■ Records supplied:
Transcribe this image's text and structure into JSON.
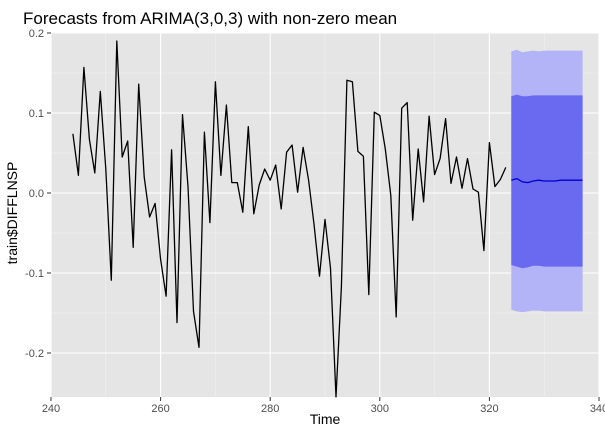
{
  "chart_data": {
    "type": "line",
    "title": "Forecasts from ARIMA(3,0,3) with non-zero mean",
    "xlabel": "Time",
    "ylabel": "train$DIFFLNSP",
    "xlim": [
      240,
      340
    ],
    "ylim": [
      -0.255,
      0.2
    ],
    "x_ticks": [
      240,
      260,
      280,
      300,
      320,
      340
    ],
    "y_ticks": [
      -0.2,
      -0.1,
      0.0,
      0.1,
      0.2
    ],
    "y_tick_labels": [
      "-0.2",
      "-0.1",
      "0.0",
      "0.1",
      "0.2"
    ],
    "grid": true,
    "panel_background": "#e5e5e5",
    "series": [
      {
        "type": "line",
        "color": "#000000",
        "x": [
          244,
          245,
          246,
          247,
          248,
          249,
          250,
          251,
          252,
          253,
          254,
          255,
          256,
          257,
          258,
          259,
          260,
          261,
          262,
          263,
          264,
          265,
          266,
          267,
          268,
          269,
          270,
          271,
          272,
          273,
          274,
          275,
          276,
          277,
          278,
          279,
          280,
          281,
          282,
          283,
          284,
          285,
          286,
          287,
          288,
          289,
          290,
          291,
          292,
          293,
          294,
          295,
          296,
          297,
          298,
          299,
          300,
          301,
          302,
          303,
          304,
          305,
          306,
          307,
          308,
          309,
          310,
          311,
          312,
          313,
          314,
          315,
          316,
          317,
          318,
          319,
          320,
          321,
          322,
          323
        ],
        "y": [
          0.074,
          0.022,
          0.157,
          0.067,
          0.025,
          0.127,
          0.03,
          -0.109,
          0.19,
          0.045,
          0.065,
          -0.068,
          0.136,
          0.02,
          -0.03,
          -0.013,
          -0.083,
          -0.129,
          0.054,
          -0.162,
          0.098,
          0.008,
          -0.148,
          -0.193,
          0.076,
          -0.037,
          0.139,
          0.022,
          0.11,
          0.013,
          0.013,
          -0.024,
          0.083,
          -0.026,
          0.01,
          0.03,
          0.016,
          0.035,
          -0.02,
          0.051,
          0.06,
          0.001,
          0.057,
          0.016,
          -0.039,
          -0.104,
          -0.033,
          -0.094,
          -0.255,
          -0.117,
          0.141,
          0.139,
          0.052,
          0.046,
          -0.127,
          0.101,
          0.097,
          0.055,
          -0.003,
          -0.155,
          0.106,
          0.113,
          -0.034,
          0.055,
          -0.011,
          0.096,
          0.023,
          0.043,
          0.093,
          0.012,
          0.045,
          0.006,
          0.043,
          0.005,
          0.001,
          -0.072,
          0.063,
          0.008,
          0.017,
          0.032
        ]
      },
      {
        "name": "forecast",
        "type": "line",
        "color": "#0000cc",
        "x": [
          324,
          325,
          326,
          327,
          328,
          329,
          330,
          331,
          332,
          333,
          334,
          335,
          336,
          337
        ],
        "y": [
          0.016,
          0.018,
          0.014,
          0.013,
          0.015,
          0.016,
          0.015,
          0.015,
          0.015,
          0.016,
          0.016,
          0.016,
          0.016,
          0.016
        ]
      }
    ],
    "bands": [
      {
        "level": "95%",
        "color": "#b3b3f7",
        "x": [
          324,
          325,
          326,
          327,
          328,
          329,
          330,
          331,
          332,
          333,
          334,
          335,
          336,
          337
        ],
        "lower": [
          -0.146,
          -0.148,
          -0.149,
          -0.148,
          -0.147,
          -0.147,
          -0.148,
          -0.148,
          -0.148,
          -0.148,
          -0.148,
          -0.148,
          -0.148,
          -0.148
        ],
        "upper": [
          0.177,
          0.179,
          0.176,
          0.177,
          0.178,
          0.177,
          0.178,
          0.178,
          0.178,
          0.178,
          0.178,
          0.178,
          0.178,
          0.178
        ]
      },
      {
        "level": "80%",
        "color": "#6a6af0",
        "x": [
          324,
          325,
          326,
          327,
          328,
          329,
          330,
          331,
          332,
          333,
          334,
          335,
          336,
          337
        ],
        "lower": [
          -0.09,
          -0.092,
          -0.094,
          -0.093,
          -0.091,
          -0.091,
          -0.092,
          -0.092,
          -0.092,
          -0.092,
          -0.092,
          -0.092,
          -0.092,
          -0.092
        ],
        "upper": [
          0.121,
          0.123,
          0.121,
          0.121,
          0.122,
          0.122,
          0.122,
          0.122,
          0.122,
          0.122,
          0.122,
          0.122,
          0.122,
          0.122
        ]
      }
    ]
  }
}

■ Task objective: Reproduce every line above as written, skipping pictures.

■ Complete answer:
Transcribe this image's text and structure into JSON.
{
  "chart_data": {
    "type": "line",
    "title": "Forecasts from ARIMA(3,0,3) with non-zero mean",
    "xlabel": "Time",
    "ylabel": "train$DIFFLNSP",
    "xlim": [
      240,
      340
    ],
    "ylim": [
      -0.255,
      0.2
    ],
    "x_ticks": [
      240,
      260,
      280,
      300,
      320,
      340
    ],
    "y_ticks": [
      -0.2,
      -0.1,
      0.0,
      0.1,
      0.2
    ],
    "y_tick_labels": [
      "-0.2",
      "-0.1",
      "0.0",
      "0.1",
      "0.2"
    ],
    "grid": true,
    "panel_background": "#e5e5e5",
    "series": [
      {
        "type": "line",
        "color": "#000000",
        "x": [
          244,
          245,
          246,
          247,
          248,
          249,
          250,
          251,
          252,
          253,
          254,
          255,
          256,
          257,
          258,
          259,
          260,
          261,
          262,
          263,
          264,
          265,
          266,
          267,
          268,
          269,
          270,
          271,
          272,
          273,
          274,
          275,
          276,
          277,
          278,
          279,
          280,
          281,
          282,
          283,
          284,
          285,
          286,
          287,
          288,
          289,
          290,
          291,
          292,
          293,
          294,
          295,
          296,
          297,
          298,
          299,
          300,
          301,
          302,
          303,
          304,
          305,
          306,
          307,
          308,
          309,
          310,
          311,
          312,
          313,
          314,
          315,
          316,
          317,
          318,
          319,
          320,
          321,
          322,
          323
        ],
        "y": [
          0.074,
          0.022,
          0.157,
          0.067,
          0.025,
          0.127,
          0.03,
          -0.109,
          0.19,
          0.045,
          0.065,
          -0.068,
          0.136,
          0.02,
          -0.03,
          -0.013,
          -0.083,
          -0.129,
          0.054,
          -0.162,
          0.098,
          0.008,
          -0.148,
          -0.193,
          0.076,
          -0.037,
          0.139,
          0.022,
          0.11,
          0.013,
          0.013,
          -0.024,
          0.083,
          -0.026,
          0.01,
          0.03,
          0.016,
          0.035,
          -0.02,
          0.051,
          0.06,
          0.001,
          0.057,
          0.016,
          -0.039,
          -0.104,
          -0.033,
          -0.094,
          -0.255,
          -0.117,
          0.141,
          0.139,
          0.052,
          0.046,
          -0.127,
          0.101,
          0.097,
          0.055,
          -0.003,
          -0.155,
          0.106,
          0.113,
          -0.034,
          0.055,
          -0.011,
          0.096,
          0.023,
          0.043,
          0.093,
          0.012,
          0.045,
          0.006,
          0.043,
          0.005,
          0.001,
          -0.072,
          0.063,
          0.008,
          0.017,
          0.032
        ]
      },
      {
        "name": "forecast",
        "type": "line",
        "color": "#0000cc",
        "x": [
          324,
          325,
          326,
          327,
          328,
          329,
          330,
          331,
          332,
          333,
          334,
          335,
          336,
          337
        ],
        "y": [
          0.016,
          0.018,
          0.014,
          0.013,
          0.015,
          0.016,
          0.015,
          0.015,
          0.015,
          0.016,
          0.016,
          0.016,
          0.016,
          0.016
        ]
      }
    ],
    "bands": [
      {
        "level": "95%",
        "color": "#b3b3f7",
        "x": [
          324,
          325,
          326,
          327,
          328,
          329,
          330,
          331,
          332,
          333,
          334,
          335,
          336,
          337
        ],
        "lower": [
          -0.146,
          -0.148,
          -0.149,
          -0.148,
          -0.147,
          -0.147,
          -0.148,
          -0.148,
          -0.148,
          -0.148,
          -0.148,
          -0.148,
          -0.148,
          -0.148
        ],
        "upper": [
          0.177,
          0.179,
          0.176,
          0.177,
          0.178,
          0.177,
          0.178,
          0.178,
          0.178,
          0.178,
          0.178,
          0.178,
          0.178,
          0.178
        ]
      },
      {
        "level": "80%",
        "color": "#6a6af0",
        "x": [
          324,
          325,
          326,
          327,
          328,
          329,
          330,
          331,
          332,
          333,
          334,
          335,
          336,
          337
        ],
        "lower": [
          -0.09,
          -0.092,
          -0.094,
          -0.093,
          -0.091,
          -0.091,
          -0.092,
          -0.092,
          -0.092,
          -0.092,
          -0.092,
          -0.092,
          -0.092,
          -0.092
        ],
        "upper": [
          0.121,
          0.123,
          0.121,
          0.121,
          0.122,
          0.122,
          0.122,
          0.122,
          0.122,
          0.122,
          0.122,
          0.122,
          0.122,
          0.122
        ]
      }
    ]
  }
}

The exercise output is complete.